-- Dataset items --
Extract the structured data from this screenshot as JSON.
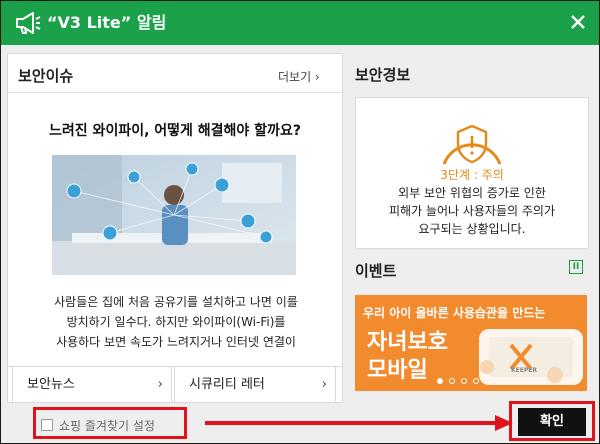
{
  "window": {
    "title": "“V3 Lite” 알림",
    "close_icon": "close-icon",
    "title_icon": "megaphone-icon",
    "accent_color": "#1aa14a"
  },
  "security_issue": {
    "heading": "보안이슈",
    "more_label": "더보기 ›",
    "headline": "느려진 와이파이, 어떻게 해결해야 할까요?",
    "body_lines": [
      "사람들은 집에 처음 공유기를 설치하고 나면 이를",
      "방치하기 일수다. 하지만 와이파이(Wi-Fi)를",
      "사용하다 보면 속도가 느려지거나 인터넷 연결이"
    ],
    "tabs": [
      {
        "label": "보안뉴스",
        "chevron": "›"
      },
      {
        "label": "시큐리티 레터",
        "chevron": "›"
      }
    ]
  },
  "security_alert": {
    "heading": "보안경보",
    "level": "3단계 : 주의",
    "level_color": "#e58a17",
    "desc_lines": [
      "외부 보안 위협의 증가로 인한",
      "피해가 늘어나 사용자들의 주의가",
      "요구되는 상황입니다."
    ]
  },
  "event": {
    "heading": "이벤트",
    "menu_icon": "pause-icon",
    "banner": {
      "line1": "우리 아이 올바른 사용습관을 만드는",
      "line2": "자녀보호",
      "line3": "모바일",
      "logo_text": "KEEPER",
      "color": "#f18b2d"
    }
  },
  "footer": {
    "checkbox_label": "쇼핑 즐겨찾기 설정",
    "checkbox_checked": false,
    "ok_label": "확인",
    "highlight_color": "#e0121b"
  }
}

-- Exercise task --
Quote the material word for word, dropping any images it holds.

-- Complete response --
Extract the structured data from this screenshot as JSON.
{
  "window": {
    "title": "“V3 Lite” 알림",
    "close_icon": "close-icon",
    "title_icon": "megaphone-icon",
    "accent_color": "#1aa14a"
  },
  "security_issue": {
    "heading": "보안이슈",
    "more_label": "더보기 ›",
    "headline": "느려진 와이파이, 어떻게 해결해야 할까요?",
    "body_lines": [
      "사람들은 집에 처음 공유기를 설치하고 나면 이를",
      "방치하기 일수다. 하지만 와이파이(Wi-Fi)를",
      "사용하다 보면 속도가 느려지거나 인터넷 연결이"
    ],
    "tabs": [
      {
        "label": "보안뉴스",
        "chevron": "›"
      },
      {
        "label": "시큐리티 레터",
        "chevron": "›"
      }
    ]
  },
  "security_alert": {
    "heading": "보안경보",
    "level": "3단계 : 주의",
    "level_color": "#e58a17",
    "desc_lines": [
      "외부 보안 위협의 증가로 인한",
      "피해가 늘어나 사용자들의 주의가",
      "요구되는 상황입니다."
    ]
  },
  "event": {
    "heading": "이벤트",
    "menu_icon": "pause-icon",
    "banner": {
      "line1": "우리 아이 올바른 사용습관을 만드는",
      "line2": "자녀보호",
      "line3": "모바일",
      "logo_text": "KEEPER",
      "color": "#f18b2d"
    }
  },
  "footer": {
    "checkbox_label": "쇼핑 즐겨찾기 설정",
    "checkbox_checked": false,
    "ok_label": "확인",
    "highlight_color": "#e0121b"
  }
}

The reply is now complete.